### Instructions for the task:
Retype the complete listing exactly as it appears.

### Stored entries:

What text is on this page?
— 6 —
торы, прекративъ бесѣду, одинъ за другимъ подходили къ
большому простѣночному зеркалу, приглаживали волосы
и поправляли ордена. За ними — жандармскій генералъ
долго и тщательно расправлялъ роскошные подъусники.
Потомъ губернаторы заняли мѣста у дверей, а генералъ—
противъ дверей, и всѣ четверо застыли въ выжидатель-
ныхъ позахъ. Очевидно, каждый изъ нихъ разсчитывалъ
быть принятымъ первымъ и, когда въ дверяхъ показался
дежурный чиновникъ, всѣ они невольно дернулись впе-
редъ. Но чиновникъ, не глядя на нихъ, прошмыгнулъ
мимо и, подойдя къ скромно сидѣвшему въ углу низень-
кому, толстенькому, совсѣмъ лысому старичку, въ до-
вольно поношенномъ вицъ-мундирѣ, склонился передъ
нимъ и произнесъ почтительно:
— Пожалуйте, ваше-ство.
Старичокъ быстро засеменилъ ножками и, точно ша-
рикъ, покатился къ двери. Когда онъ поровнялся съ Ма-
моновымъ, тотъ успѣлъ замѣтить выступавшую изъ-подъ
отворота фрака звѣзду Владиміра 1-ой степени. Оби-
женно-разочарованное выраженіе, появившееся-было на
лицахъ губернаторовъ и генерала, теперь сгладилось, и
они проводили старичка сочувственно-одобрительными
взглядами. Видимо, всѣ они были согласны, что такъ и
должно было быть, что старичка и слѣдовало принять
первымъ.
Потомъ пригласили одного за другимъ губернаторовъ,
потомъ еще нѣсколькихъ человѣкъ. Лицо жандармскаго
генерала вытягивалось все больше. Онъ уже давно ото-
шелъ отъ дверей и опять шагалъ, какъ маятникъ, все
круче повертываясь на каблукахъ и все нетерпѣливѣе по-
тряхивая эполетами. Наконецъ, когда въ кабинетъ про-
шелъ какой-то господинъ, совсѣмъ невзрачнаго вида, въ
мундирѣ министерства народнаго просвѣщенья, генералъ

### In response:
What text is on this page?
— 6 —
торы, прекративъ бесѣду, одинъ за другимъ подходили къ
большому простѣночному зеркалу, приглаживали волосы
и поправляли ордена. За ними — жандармскій генералъ
долго и тщательно расправлялъ роскошные подъусники.
Потомъ губернаторы заняли мѣста у дверей, а генералъ—
противъ дверей, и всѣ четверо застыли въ выжидатель-
ныхъ позахъ. Очевидно, каждый изъ нихъ разсчитывалъ
быть принятымъ первымъ и, когда въ дверяхъ показался
дежурный чиновникъ, всѣ они невольно дернулись впе-
редъ. Но чиновникъ, не глядя на нихъ, прошмыгнулъ
мимо и, подойдя къ скромно сидѣвшему въ углу низень-
кому, толстенькому, совсѣмъ лысому старичку, въ до-
вольно поношенномъ вицъ-мундирѣ, склонился передъ
нимъ и произнесъ почтительно:
— Пожалуйте, ваше-ство.
Старичокъ быстро засеменилъ ножками и, точно ша-
рикъ, покатился къ двери. Когда онъ поровнялся съ Ма-
моновымъ, тотъ успѣлъ замѣтить выступавшую изъ-подъ
отворота фрака звѣзду Владиміра 1-ой степени. Оби-
женно-разочарованное выраженіе, появившееся-было на
лицахъ губернаторовъ и генерала, теперь сгладилось, и
они проводили старичка сочувственно-одобрительными
взглядами. Видимо, всѣ они были согласны, что такъ и
должно было быть, что старичка и слѣдовало принять
первымъ.
Потомъ пригласили одного за другимъ губернаторовъ,
потомъ еще нѣсколькихъ человѣкъ. Лицо жандармскаго
генерала вытягивалось все больше. Онъ уже давно ото-
шелъ отъ дверей и опять шагалъ, какъ маятникъ, все
круче повертываясь на каблукахъ и все нетерпѣливѣе по-
тряхивая эполетами. Наконецъ, когда въ кабинетъ про-
шелъ какой-то господинъ, совсѣмъ невзрачнаго вида, въ
мундирѣ министерства народнаго просвѣщенья, генералъ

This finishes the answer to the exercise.